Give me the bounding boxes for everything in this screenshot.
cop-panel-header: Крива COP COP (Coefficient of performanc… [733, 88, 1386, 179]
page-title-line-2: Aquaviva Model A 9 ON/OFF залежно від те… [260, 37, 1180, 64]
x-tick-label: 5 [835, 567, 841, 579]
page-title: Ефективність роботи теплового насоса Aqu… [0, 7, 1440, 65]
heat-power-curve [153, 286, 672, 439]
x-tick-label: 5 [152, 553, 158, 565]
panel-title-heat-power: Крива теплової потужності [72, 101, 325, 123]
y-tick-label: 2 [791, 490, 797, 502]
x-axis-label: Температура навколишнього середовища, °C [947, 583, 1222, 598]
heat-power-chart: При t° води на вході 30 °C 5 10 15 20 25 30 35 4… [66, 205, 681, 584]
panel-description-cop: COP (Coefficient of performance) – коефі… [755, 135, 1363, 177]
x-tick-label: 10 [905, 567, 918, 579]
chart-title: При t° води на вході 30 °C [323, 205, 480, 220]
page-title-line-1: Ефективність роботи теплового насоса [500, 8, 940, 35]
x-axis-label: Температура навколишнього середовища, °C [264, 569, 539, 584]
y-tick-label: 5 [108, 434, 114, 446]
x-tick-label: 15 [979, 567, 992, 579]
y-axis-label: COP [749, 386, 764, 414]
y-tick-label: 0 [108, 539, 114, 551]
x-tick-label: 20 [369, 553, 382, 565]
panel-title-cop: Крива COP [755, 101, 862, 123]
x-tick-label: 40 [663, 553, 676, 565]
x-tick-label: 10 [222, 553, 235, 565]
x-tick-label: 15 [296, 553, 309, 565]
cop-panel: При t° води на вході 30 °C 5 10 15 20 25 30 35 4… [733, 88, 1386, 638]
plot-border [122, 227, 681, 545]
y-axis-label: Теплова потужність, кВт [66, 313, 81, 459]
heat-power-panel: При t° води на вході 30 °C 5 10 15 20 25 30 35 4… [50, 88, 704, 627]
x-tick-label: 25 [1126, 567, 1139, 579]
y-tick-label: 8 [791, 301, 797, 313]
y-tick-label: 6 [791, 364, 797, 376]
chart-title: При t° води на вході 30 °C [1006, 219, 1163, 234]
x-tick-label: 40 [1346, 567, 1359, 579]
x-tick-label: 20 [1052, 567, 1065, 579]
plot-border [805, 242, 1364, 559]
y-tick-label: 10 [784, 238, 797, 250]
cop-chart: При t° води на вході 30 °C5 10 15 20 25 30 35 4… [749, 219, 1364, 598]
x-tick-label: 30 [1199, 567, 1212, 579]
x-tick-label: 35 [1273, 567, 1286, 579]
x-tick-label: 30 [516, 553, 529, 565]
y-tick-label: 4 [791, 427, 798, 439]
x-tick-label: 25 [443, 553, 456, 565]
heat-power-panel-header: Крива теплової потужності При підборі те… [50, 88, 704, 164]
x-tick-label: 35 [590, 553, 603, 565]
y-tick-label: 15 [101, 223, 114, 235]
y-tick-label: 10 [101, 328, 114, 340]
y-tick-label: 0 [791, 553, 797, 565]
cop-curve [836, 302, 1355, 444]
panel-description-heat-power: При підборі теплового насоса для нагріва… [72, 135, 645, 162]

- - - -

→ **Short problem**
Can you retype all of the lines above, character for character?

→ **Response to the task**
Give me the bounding boxes for everything in this screenshot.
cop-panel-header: Крива COP COP (Coefficient of performanc… [733, 88, 1386, 179]
page-title-line-2: Aquaviva Model A 9 ON/OFF залежно від те… [260, 37, 1180, 64]
x-tick-label: 5 [835, 567, 841, 579]
page-title: Ефективність роботи теплового насоса Aqu… [0, 7, 1440, 65]
heat-power-curve [153, 286, 672, 439]
x-tick-label: 5 [152, 553, 158, 565]
panel-title-heat-power: Крива теплової потужності [72, 101, 325, 123]
y-tick-label: 2 [791, 490, 797, 502]
x-axis-label: Температура навколишнього середовища, °C [947, 583, 1222, 598]
heat-power-chart: При t° води на вході 30 °C 5 10 15 20 25 30 35 4… [66, 205, 681, 584]
panel-description-cop: COP (Coefficient of performance) – коефі… [755, 135, 1363, 177]
x-tick-label: 10 [905, 567, 918, 579]
chart-title: При t° води на вході 30 °C [323, 205, 480, 220]
page-title-line-1: Ефективність роботи теплового насоса [500, 8, 940, 35]
x-axis-label: Температура навколишнього середовища, °C [264, 569, 539, 584]
y-tick-label: 5 [108, 434, 114, 446]
x-tick-label: 15 [979, 567, 992, 579]
y-axis-label: COP [749, 386, 764, 414]
y-tick-label: 0 [108, 539, 114, 551]
x-tick-label: 20 [369, 553, 382, 565]
panel-title-cop: Крива COP [755, 101, 862, 123]
x-tick-label: 40 [663, 553, 676, 565]
x-tick-label: 10 [222, 553, 235, 565]
x-tick-label: 15 [296, 553, 309, 565]
cop-panel: При t° води на вході 30 °C 5 10 15 20 25 30 35 4… [733, 88, 1386, 638]
plot-border [122, 227, 681, 545]
y-axis-label: Теплова потужність, кВт [66, 313, 81, 459]
heat-power-panel: При t° води на вході 30 °C 5 10 15 20 25 30 35 4… [50, 88, 704, 627]
x-tick-label: 25 [1126, 567, 1139, 579]
y-tick-label: 8 [791, 301, 797, 313]
y-tick-label: 6 [791, 364, 797, 376]
chart-title: При t° води на вході 30 °C [1006, 219, 1163, 234]
x-tick-label: 40 [1346, 567, 1359, 579]
x-tick-label: 20 [1052, 567, 1065, 579]
plot-border [805, 242, 1364, 559]
y-tick-label: 10 [784, 238, 797, 250]
cop-chart: При t° води на вході 30 °C5 10 15 20 25 30 35 4… [749, 219, 1364, 598]
x-tick-label: 30 [1199, 567, 1212, 579]
x-tick-label: 35 [1273, 567, 1286, 579]
x-tick-label: 30 [516, 553, 529, 565]
y-tick-label: 4 [791, 427, 798, 439]
x-tick-label: 25 [443, 553, 456, 565]
heat-power-panel-header: Крива теплової потужності При підборі те… [50, 88, 704, 164]
x-tick-label: 35 [590, 553, 603, 565]
y-tick-label: 15 [101, 223, 114, 235]
y-tick-label: 10 [101, 328, 114, 340]
y-tick-label: 0 [791, 553, 797, 565]
cop-curve [836, 302, 1355, 444]
panel-description-heat-power: При підборі теплового насоса для нагріва… [72, 135, 645, 162]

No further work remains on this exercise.